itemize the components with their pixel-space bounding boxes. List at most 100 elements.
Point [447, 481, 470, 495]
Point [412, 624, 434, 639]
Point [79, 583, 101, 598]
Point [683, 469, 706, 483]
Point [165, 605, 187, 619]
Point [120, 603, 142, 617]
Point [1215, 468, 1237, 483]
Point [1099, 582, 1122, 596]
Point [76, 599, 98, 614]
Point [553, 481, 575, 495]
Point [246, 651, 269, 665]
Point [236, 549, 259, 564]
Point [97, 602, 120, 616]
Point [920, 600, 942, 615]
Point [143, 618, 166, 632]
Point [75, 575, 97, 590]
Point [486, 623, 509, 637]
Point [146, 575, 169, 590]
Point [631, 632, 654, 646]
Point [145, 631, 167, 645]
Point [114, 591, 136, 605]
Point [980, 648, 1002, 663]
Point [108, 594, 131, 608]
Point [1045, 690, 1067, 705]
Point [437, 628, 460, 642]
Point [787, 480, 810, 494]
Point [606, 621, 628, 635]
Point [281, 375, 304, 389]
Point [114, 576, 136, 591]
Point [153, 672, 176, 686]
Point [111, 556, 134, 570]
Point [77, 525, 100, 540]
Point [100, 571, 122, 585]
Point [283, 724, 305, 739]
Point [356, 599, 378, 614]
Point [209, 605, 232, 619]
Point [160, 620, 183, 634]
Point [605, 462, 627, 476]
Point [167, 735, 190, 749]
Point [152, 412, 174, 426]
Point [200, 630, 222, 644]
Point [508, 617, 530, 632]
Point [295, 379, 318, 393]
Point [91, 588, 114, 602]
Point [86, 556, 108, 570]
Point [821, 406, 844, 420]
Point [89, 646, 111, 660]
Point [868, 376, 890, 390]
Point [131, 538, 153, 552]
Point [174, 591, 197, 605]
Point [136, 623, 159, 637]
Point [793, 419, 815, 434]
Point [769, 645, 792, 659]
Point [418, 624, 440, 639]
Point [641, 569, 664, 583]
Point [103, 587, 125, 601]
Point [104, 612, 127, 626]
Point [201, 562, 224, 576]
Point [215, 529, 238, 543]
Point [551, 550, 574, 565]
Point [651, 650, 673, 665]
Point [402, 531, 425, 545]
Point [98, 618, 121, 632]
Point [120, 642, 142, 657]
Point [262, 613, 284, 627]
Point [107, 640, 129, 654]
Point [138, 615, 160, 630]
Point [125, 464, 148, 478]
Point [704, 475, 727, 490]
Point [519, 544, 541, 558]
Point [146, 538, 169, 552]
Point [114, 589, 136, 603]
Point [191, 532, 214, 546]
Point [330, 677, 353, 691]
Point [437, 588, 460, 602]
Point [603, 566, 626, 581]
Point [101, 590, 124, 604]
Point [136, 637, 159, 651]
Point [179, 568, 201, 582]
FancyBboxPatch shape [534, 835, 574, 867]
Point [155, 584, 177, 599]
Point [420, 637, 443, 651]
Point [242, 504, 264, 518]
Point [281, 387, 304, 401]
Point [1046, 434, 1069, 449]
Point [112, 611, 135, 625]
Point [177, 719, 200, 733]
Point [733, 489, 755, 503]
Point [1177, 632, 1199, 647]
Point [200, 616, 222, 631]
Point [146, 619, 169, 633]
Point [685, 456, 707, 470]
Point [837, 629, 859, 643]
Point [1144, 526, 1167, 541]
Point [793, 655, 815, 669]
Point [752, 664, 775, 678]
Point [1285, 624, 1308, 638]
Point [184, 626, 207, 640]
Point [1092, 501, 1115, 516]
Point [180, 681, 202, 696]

# Aim:
Locate every line in the entries above that contains the string "with" and copy each one in full. Treat uppercase and lowercase as different.

# Result of this exercise:
itemize the components with their pixel-space bounding boxes. List at most 100 elements.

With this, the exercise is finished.